# START OF Record set

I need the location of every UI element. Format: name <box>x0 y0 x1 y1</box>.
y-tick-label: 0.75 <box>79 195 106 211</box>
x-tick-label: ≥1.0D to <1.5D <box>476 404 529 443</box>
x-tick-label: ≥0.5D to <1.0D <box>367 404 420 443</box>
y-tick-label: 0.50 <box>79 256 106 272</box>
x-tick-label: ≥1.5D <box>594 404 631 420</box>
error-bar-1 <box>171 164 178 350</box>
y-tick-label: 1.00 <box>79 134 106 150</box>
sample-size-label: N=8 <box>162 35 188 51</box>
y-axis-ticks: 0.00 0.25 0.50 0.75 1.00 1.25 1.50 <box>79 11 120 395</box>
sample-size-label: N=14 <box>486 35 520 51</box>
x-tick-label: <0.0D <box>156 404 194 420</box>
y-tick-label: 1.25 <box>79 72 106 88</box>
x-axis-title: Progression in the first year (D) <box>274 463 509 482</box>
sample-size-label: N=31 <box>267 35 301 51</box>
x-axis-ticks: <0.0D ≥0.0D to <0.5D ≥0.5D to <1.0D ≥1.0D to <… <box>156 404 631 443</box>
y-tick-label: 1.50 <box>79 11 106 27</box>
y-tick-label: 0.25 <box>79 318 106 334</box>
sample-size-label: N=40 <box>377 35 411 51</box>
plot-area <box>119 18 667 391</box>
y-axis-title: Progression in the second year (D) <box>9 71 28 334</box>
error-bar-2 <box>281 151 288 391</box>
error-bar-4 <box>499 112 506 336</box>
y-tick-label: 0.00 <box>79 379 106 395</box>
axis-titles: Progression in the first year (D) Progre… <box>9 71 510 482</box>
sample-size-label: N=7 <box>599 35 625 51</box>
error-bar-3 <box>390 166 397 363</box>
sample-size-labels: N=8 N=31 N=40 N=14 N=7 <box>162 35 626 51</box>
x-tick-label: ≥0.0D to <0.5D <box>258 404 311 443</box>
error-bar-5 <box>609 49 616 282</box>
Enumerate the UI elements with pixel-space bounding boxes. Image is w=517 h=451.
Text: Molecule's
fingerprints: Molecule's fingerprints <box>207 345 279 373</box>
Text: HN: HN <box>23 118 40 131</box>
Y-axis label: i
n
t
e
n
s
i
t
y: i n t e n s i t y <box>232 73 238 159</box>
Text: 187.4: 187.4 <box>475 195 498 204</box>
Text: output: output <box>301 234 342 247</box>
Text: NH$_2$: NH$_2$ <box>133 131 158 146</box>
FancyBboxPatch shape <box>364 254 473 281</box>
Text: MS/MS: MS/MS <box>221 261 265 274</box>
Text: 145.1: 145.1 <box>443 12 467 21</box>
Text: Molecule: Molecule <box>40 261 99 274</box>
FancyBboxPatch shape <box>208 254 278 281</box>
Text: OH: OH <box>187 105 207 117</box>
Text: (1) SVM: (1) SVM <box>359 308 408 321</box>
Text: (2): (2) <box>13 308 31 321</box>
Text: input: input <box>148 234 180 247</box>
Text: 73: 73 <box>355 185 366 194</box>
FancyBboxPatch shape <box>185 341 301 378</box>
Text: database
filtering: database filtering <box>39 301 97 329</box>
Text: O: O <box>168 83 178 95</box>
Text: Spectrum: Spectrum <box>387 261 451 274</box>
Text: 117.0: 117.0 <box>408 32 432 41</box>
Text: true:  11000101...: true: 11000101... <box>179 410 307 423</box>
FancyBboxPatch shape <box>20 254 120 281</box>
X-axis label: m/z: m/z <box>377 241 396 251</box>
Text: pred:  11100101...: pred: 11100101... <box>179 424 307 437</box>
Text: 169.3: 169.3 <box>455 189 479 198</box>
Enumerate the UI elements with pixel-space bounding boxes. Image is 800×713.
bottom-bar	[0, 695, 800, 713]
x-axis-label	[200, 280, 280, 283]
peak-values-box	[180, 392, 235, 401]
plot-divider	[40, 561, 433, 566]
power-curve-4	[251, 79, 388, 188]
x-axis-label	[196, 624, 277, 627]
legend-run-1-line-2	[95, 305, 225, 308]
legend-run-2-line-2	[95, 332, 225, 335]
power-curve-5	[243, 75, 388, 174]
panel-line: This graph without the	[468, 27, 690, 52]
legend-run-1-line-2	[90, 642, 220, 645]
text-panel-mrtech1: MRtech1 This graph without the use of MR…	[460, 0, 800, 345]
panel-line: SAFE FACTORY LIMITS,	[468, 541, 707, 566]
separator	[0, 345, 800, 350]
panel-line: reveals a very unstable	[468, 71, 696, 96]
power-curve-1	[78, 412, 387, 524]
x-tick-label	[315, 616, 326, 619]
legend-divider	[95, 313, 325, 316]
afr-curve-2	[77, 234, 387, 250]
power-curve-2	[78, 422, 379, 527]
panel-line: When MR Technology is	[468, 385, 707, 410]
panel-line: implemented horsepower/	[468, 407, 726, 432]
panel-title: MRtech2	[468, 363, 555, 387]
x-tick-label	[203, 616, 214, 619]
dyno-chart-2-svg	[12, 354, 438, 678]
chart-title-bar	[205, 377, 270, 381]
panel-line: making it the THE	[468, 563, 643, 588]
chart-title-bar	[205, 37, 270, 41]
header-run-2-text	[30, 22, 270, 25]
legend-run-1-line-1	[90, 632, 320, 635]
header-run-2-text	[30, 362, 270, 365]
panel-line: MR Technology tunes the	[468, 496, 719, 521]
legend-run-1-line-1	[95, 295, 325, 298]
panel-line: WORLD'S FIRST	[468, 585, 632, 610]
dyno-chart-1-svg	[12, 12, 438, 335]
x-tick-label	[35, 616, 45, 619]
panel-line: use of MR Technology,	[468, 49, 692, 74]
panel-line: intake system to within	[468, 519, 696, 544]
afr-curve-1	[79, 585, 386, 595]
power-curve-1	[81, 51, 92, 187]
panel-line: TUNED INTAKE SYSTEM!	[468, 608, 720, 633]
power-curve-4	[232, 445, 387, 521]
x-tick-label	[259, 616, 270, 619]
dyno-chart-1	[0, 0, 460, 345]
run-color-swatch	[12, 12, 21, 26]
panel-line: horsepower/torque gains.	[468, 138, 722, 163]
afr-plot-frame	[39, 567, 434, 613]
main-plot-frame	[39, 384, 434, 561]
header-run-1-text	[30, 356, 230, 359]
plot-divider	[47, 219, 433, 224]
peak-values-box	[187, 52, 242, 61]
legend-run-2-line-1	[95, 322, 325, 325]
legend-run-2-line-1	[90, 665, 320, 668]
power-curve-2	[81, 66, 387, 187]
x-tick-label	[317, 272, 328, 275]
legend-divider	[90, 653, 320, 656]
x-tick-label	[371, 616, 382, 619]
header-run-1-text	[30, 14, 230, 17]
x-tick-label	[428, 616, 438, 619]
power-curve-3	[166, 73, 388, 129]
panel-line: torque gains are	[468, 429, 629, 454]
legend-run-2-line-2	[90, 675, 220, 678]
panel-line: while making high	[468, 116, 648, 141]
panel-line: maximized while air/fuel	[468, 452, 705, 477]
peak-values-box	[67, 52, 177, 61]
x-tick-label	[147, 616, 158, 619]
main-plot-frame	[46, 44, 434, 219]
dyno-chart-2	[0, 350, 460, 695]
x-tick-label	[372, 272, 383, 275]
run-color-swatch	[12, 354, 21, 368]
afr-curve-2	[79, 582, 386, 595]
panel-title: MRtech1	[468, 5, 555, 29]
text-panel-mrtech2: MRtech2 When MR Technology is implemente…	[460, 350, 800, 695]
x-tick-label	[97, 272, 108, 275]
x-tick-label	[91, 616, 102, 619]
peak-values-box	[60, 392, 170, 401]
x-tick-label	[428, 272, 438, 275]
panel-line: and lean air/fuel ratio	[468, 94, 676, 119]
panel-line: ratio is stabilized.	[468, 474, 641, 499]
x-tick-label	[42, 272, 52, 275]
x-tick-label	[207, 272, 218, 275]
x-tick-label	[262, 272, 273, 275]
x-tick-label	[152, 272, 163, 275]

# END OF Record set

*Short exercise*:
Convert the records, from their first line through the line containing "Text: (1) SVM: (1)" (both included), into a numbered list that omits blank lines.

*Problem solution*:
1. I need the location of every UI element. Format: name <box>x0 y0 x1 y1</box>.
2. y-tick-label: 0.75 <box>79 195 106 211</box>
3. x-tick-label: ≥1.0D to <1.5D <box>476 404 529 443</box>
4. x-tick-label: ≥0.5D to <1.0D <box>367 404 420 443</box>
5. y-tick-label: 0.50 <box>79 256 106 272</box>
6. x-tick-label: ≥1.5D <box>594 404 631 420</box>
7. error-bar-1 <box>171 164 178 350</box>
8. y-tick-label: 1.00 <box>79 134 106 150</box>
9. sample-size-label: N=8 <box>162 35 188 51</box>
10. y-axis-ticks: 0.00 0.25 0.50 0.75 1.00 1.25 1.50 <box>79 11 120 395</box>
11. sample-size-label: N=14 <box>486 35 520 51</box>
12. x-tick-label: <0.0D <box>156 404 194 420</box>
13. y-tick-label: 1.25 <box>79 72 106 88</box>
14. x-axis-title: Progression in the first year (D) <box>274 463 509 482</box>
15. sample-size-label: N=31 <box>267 35 301 51</box>
16. x-axis-ticks: <0.0D ≥0.0D to <0.5D ≥0.5D to <1.0D ≥1.0D to <… <box>156 404 631 443</box>
17. y-tick-label: 1.50 <box>79 11 106 27</box>
18. y-tick-label: 0.25 <box>79 318 106 334</box>
19. sample-size-label: N=40 <box>377 35 411 51</box>
20. plot-area <box>119 18 667 391</box>
21. y-axis-title: Progression in the second year (D) <box>9 71 28 334</box>
22. error-bar-2 <box>281 151 288 391</box>
23. error-bar-4 <box>499 112 506 336</box>
24. y-tick-label: 0.00 <box>79 379 106 395</box>
25. axis-titles: Progression in the first year (D) Progre… <box>9 71 510 482</box>
26. sample-size-label: N=7 <box>599 35 625 51</box>
27. error-bar-3 <box>390 166 397 363</box>
28. sample-size-labels: N=8 N=31 N=40 N=14 N=7 <box>162 35 626 51</box>
29. x-tick-label: ≥0.0D to <0.5D <box>258 404 311 443</box>
30. error-bar-5 <box>609 49 616 282</box>
31. Enumerate the UI elements with pixel-space bounding boxes. Image is w=517 h=451.
32. Text: Molecule's
33. fingerprints: Molecule's fingerprints <box>207 345 279 373</box>
34. Text: HN: HN <box>23 118 40 131</box>
35. Y-axis label: i
36. n
37. t
38. e
39. n
40. s
41. i
42. t
43. y: i n t e n s i t y <box>232 73 238 159</box>
44. Text: 187.4: 187.4 <box>475 195 498 204</box>
45. Text: output: output <box>301 234 342 247</box>
46. Text: NH$_2$: NH$_2$ <box>133 131 158 146</box>
47. FancyBboxPatch shape <box>364 254 473 281</box>
48. Text: MS/MS: MS/MS <box>221 261 265 274</box>
49. Text: 145.1: 145.1 <box>443 12 467 21</box>
50. Text: Molecule: Molecule <box>40 261 99 274</box>
51. FancyBboxPatch shape <box>208 254 278 281</box>
52. Text: OH: OH <box>187 105 207 117</box>
53. Text: (1) SVM: (1) SVM <box>359 308 408 321</box>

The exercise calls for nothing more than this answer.